(INFORMATION SHOWN)
>>>

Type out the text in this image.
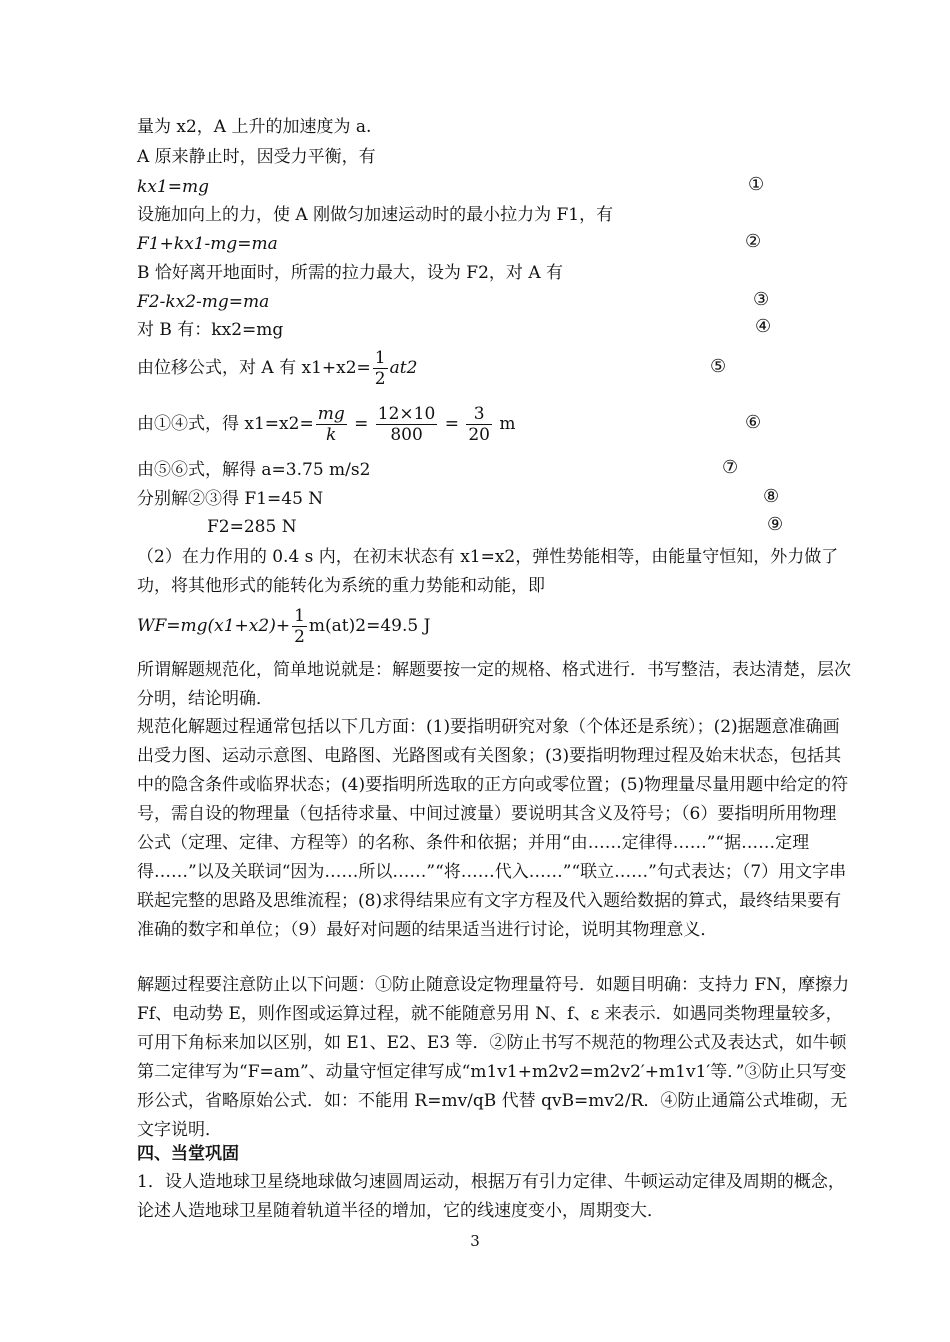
量为 x2，A 上升的加速度为 a.
A 原来静止时，因受力平衡，有
kx1=mg	①
设施加向上的力，使 A 刚做匀加速运动时的最小拉力为 F1，有
F1+kx1-mg=ma	②
B 恰好离开地面时，所需的拉力最大，设为 F2，对 A 有
F2-kx2-mg=ma	③
对 B 有：kx2=mg	④
由位移公式，对 A 有 $x1+x2= \frac{1}{2} at2$	⑤
由①④式，得 $x1=x2= \frac{mg}{k} = \frac{12\times 10}{800} = \frac{3}{20}$ m	⑥
由⑤⑥式，解得 a=3.75 m/s2	⑦
分别解②③得 F1=45 N	⑧
F2=285 N	⑨
（2）在力作用的 0.4 s 内，在初末状态有 x1=x2，弹性势能相等，由能量守恒知，外力做了功，将其他形式的能转化为系统的重力势能和动能，即
$WF=mg(x1+x2)+ \frac{1}{2} m(at)2=49.5$ J
所谓解题规范化，简单地说就是：解题要按一定的规格、格式进行．书写整洁，表达清楚，层次分明，结论明确．
规范化解题过程通常包括以下几方面：(1)要指明研究对象（个体还是系统）；(2)据题意准确画出受力图、运动示意图、电路图、光路图或有关图象；(3)要指明物理过程及始末状态，包括其中的隐含条件或临界状态；(4)要指明所选取的正方向或零位置；(5)物理量尽量用题中给定的符号，需自设的物理量（包括待求量、中间过渡量）要说明其含义及符号；（6）要指明所用物理公式（定理、定律、方程等）的名称、条件和依据；并用“由……定律得……”“据……定理得……”以及关联词“因为……所以……”“将……代入……”“联立……”句式表达；（7）用文字串联起完整的思路及思维流程；(8)求得结果应有文字方程及代入题给数据的算式，最终结果要有准确的数字和单位；（9）最好对问题的结果适当进行讨论，说明其物理意义．
解题过程要注意防止以下问题：①防止随意设定物理量符号．如题目明确：支持力 FN，摩擦力 Ff、电动势 E，则作图或运算过程，就不能随意另用 N、f、ε 来表示．如遇同类物理量较多，可用下角标来加以区别，如 E1、E2、E3 等．②防止书写不规范的物理公式及表达式，如牛顿第二定律写为“F=am”、动量守恒定律写成“m1v1+m2v2=m2v2′+m1v1′等．”③防止只写变形公式，省略原始公式．如：不能用 R=mv/qB 代替 qvB=mv2/R．④防止通篇公式堆砌，无文字说明．
四、当堂巩固
1．设人造地球卫星绕地球做匀速圆周运动，根据万有引力定律、牛顿运动定律及周期的概念，论述人造地球卫星随着轨道半径的增加，它的线速度变小，周期变大．
3
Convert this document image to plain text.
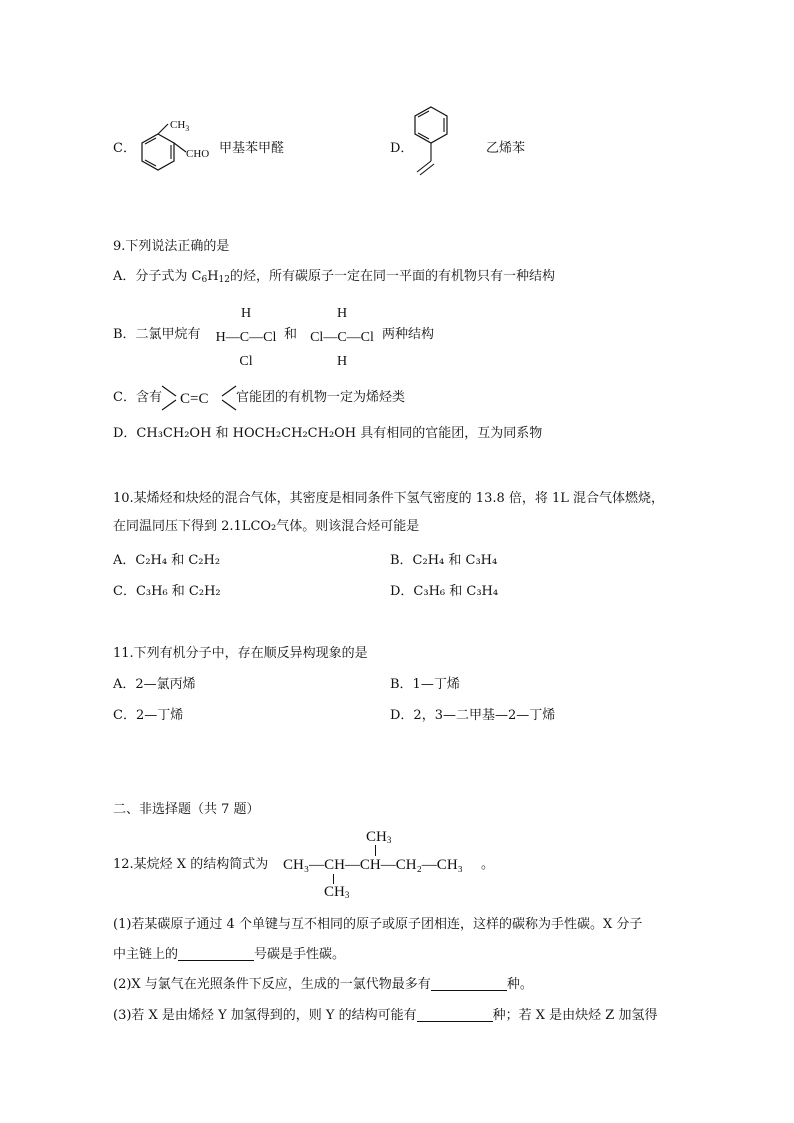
C．
$CH_3$
CHO 甲基苯甲醛	D．	乙烯苯
9.下列说法正确的是
A．分子式为 $C_6H_{12}$的烃，所有碳原子一定在同一平面的有机物只有一种结构
B．二氯甲烷有
H
H—C—Cl
Cl
和
H
Cl—C—Cl
H
两种结构
C．含有 C=C 官能团的有机物一定为烯烃类
D．CH₃CH₂OH 和 HOCH₂CH₂CH₂OH 具有相同的官能团，互为同系物
10.某烯烃和炔烃的混合气体，其密度是相同条件下氢气密度的 13.8 倍，将 1L 混合气体燃烧，
在同温同压下得到 2.1LCO₂气体。则该混合烃可能是
A．C₂H₄ 和 C₂H₂	B．C₂H₄ 和 C₃H₄
C．C₃H₆ 和 C₂H₂	D．C₃H₆ 和 C₃H₄
11.下列有机分子中，存在顺反异构现象的是
A．2—氯丙烯	B．1—丁烯
C．2—丁烯	D．2，3—二甲基—2—丁烯
二、非选择题（共 7 题）
12.某烷烃 X 的结构简式为
$CH_3$
CH₃—CH—CH—CH₂—CH₃
$CH_3$
。
(1)若某碳原子通过 4 个单键与互不相同的原子或原子团相连，这样的碳称为手性碳。X 分子
中主链上的	号碳是手性碳。
(2)X 与氯气在光照条件下反应，生成的一氯代物最多有	种。
(3)若 X 是由烯烃 Y 加氢得到的，则 Y 的结构可能有	种；若 X 是由炔烃 Z 加氢得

<<<

(OBJECTIVE) Point out every line holding the string "C₂H₂" and copy it.

(EXERCISE RESPONSE)
A．C₂H₄ 和 C₂H₂	B．C₂H₄ 和 C₃H₄
C．C₃H₆ 和 C₂H₂	D．C₃H₆ 和 C₃H₄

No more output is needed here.